⟨

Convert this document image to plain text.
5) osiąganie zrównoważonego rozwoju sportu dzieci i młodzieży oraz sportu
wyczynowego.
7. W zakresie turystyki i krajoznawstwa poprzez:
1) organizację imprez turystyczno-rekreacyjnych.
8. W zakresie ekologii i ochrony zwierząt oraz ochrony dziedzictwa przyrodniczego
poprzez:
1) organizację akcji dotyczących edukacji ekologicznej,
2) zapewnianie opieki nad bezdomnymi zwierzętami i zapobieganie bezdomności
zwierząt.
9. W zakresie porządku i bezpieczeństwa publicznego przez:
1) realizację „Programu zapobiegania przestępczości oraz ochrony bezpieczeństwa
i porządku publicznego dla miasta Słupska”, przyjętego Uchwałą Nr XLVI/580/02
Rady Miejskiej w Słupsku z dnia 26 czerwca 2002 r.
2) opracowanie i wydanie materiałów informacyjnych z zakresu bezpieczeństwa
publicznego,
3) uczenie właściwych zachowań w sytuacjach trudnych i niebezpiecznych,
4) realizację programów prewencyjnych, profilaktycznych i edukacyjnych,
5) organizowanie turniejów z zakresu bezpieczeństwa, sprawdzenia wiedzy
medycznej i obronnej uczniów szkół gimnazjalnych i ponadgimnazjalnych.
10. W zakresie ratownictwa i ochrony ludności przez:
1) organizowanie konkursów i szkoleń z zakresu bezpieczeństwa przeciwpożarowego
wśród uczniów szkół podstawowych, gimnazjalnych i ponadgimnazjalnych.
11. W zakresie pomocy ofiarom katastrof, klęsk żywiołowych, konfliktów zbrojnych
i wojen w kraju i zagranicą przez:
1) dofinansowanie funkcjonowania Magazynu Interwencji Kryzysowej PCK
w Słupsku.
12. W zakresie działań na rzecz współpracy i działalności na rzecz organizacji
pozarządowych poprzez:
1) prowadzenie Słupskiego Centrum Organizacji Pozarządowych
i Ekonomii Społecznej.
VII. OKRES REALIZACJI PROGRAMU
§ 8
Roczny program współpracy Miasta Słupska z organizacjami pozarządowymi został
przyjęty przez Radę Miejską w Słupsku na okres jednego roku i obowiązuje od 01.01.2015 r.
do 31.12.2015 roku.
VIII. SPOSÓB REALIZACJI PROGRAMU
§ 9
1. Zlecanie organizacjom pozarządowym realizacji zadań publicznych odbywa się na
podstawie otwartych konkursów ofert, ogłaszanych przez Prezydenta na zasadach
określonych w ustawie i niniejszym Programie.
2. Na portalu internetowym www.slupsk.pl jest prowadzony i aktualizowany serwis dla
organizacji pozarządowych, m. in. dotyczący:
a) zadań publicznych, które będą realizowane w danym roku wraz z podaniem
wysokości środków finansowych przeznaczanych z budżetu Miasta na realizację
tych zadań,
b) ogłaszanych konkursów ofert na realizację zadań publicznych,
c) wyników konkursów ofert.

⟩

= What is asked =
The listing above must be transcribed exactly, line by line.

= Output =
Convert this document image to plain text.
5) osiąganie zrównoważonego rozwoju sportu dzieci i młodzieży oraz sportu
wyczynowego.
7. W zakresie turystyki i krajoznawstwa poprzez:
1) organizację imprez turystyczno-rekreacyjnych.
8. W zakresie ekologii i ochrony zwierząt oraz ochrony dziedzictwa przyrodniczego
poprzez:
1) organizację akcji dotyczących edukacji ekologicznej,
2) zapewnianie opieki nad bezdomnymi zwierzętami i zapobieganie bezdomności
zwierząt.
9. W zakresie porządku i bezpieczeństwa publicznego przez:
1) realizację „Programu zapobiegania przestępczości oraz ochrony bezpieczeństwa
i porządku publicznego dla miasta Słupska”, przyjętego Uchwałą Nr XLVI/580/02
Rady Miejskiej w Słupsku z dnia 26 czerwca 2002 r.
2) opracowanie i wydanie materiałów informacyjnych z zakresu bezpieczeństwa
publicznego,
3) uczenie właściwych zachowań w sytuacjach trudnych i niebezpiecznych,
4) realizację programów prewencyjnych, profilaktycznych i edukacyjnych,
5) organizowanie turniejów z zakresu bezpieczeństwa, sprawdzenia wiedzy
medycznej i obronnej uczniów szkół gimnazjalnych i ponadgimnazjalnych.
10. W zakresie ratownictwa i ochrony ludności przez:
1) organizowanie konkursów i szkoleń z zakresu bezpieczeństwa przeciwpożarowego
wśród uczniów szkół podstawowych, gimnazjalnych i ponadgimnazjalnych.
11. W zakresie pomocy ofiarom katastrof, klęsk żywiołowych, konfliktów zbrojnych
i wojen w kraju i zagranicą przez:
1) dofinansowanie funkcjonowania Magazynu Interwencji Kryzysowej PCK
w Słupsku.
12. W zakresie działań na rzecz współpracy i działalności na rzecz organizacji
pozarządowych poprzez:
1) prowadzenie Słupskiego Centrum Organizacji Pozarządowych
i Ekonomii Społecznej.
VII. OKRES REALIZACJI PROGRAMU
§ 8
Roczny program współpracy Miasta Słupska z organizacjami pozarządowymi został
przyjęty przez Radę Miejską w Słupsku na okres jednego roku i obowiązuje od 01.01.2015 r.
do 31.12.2015 roku.
VIII. SPOSÓB REALIZACJI PROGRAMU
§ 9
1. Zlecanie organizacjom pozarządowym realizacji zadań publicznych odbywa się na
podstawie otwartych konkursów ofert, ogłaszanych przez Prezydenta na zasadach
określonych w ustawie i niniejszym Programie.
2. Na portalu internetowym www.slupsk.pl jest prowadzony i aktualizowany serwis dla
organizacji pozarządowych, m. in. dotyczący:
a) zadań publicznych, które będą realizowane w danym roku wraz z podaniem
wysokości środków finansowych przeznaczanych z budżetu Miasta na realizację
tych zadań,
b) ogłaszanych konkursów ofert na realizację zadań publicznych,
c) wyników konkursów ofert.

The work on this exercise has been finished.